--- START INPUT MATERIAL ---
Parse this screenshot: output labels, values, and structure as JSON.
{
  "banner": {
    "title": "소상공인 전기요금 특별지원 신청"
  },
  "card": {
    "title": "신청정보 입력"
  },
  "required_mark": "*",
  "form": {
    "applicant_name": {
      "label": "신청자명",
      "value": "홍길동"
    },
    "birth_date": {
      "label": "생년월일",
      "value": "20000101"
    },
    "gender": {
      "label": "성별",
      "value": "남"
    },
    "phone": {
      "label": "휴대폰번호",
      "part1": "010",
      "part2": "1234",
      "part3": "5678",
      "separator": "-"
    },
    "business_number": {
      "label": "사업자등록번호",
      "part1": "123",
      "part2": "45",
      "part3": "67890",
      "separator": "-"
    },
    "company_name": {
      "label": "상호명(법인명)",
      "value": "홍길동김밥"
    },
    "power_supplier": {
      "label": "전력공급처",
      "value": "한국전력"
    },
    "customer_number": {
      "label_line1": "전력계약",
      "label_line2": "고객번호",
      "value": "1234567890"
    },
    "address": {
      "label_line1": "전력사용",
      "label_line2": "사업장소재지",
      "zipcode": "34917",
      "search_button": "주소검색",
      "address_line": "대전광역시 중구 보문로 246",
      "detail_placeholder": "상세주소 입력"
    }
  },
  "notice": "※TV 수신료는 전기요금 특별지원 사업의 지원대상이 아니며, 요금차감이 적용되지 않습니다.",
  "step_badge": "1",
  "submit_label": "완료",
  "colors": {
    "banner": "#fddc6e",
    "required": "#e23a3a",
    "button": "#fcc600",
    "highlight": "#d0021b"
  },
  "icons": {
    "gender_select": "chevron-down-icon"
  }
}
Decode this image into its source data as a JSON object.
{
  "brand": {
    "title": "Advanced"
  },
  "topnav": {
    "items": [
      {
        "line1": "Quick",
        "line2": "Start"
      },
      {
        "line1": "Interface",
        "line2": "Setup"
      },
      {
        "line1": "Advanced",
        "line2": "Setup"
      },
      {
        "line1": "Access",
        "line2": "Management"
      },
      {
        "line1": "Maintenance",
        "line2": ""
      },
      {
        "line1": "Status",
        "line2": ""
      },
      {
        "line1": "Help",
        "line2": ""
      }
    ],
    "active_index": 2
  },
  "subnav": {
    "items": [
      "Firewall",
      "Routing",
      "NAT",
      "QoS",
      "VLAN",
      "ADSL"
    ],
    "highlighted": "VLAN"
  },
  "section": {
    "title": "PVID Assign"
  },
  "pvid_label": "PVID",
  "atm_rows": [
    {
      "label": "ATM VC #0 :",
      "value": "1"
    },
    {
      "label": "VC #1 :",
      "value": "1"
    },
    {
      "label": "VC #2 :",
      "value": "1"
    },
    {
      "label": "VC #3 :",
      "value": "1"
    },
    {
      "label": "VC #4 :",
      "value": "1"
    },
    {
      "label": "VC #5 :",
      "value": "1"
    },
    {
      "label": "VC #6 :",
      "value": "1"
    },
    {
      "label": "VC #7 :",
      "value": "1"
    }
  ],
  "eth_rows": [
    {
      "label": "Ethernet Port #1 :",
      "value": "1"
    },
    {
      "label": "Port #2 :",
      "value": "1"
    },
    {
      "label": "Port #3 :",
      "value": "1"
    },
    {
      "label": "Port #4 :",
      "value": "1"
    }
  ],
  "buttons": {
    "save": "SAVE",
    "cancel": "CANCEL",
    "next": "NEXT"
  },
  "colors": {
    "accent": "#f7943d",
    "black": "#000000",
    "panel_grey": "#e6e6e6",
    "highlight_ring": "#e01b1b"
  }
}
--- END INPUT MATERIAL ---
WHAT YOU NEED TO DO »
Among the entries above, identify all lines with "Port" and copy them.

SOLUTION TO THIS EXERCISE »
      "label": "Ethernet Port #1 :",
      "label": "Port #2 :",
      "label": "Port #3 :",
      "label": "Port #4 :",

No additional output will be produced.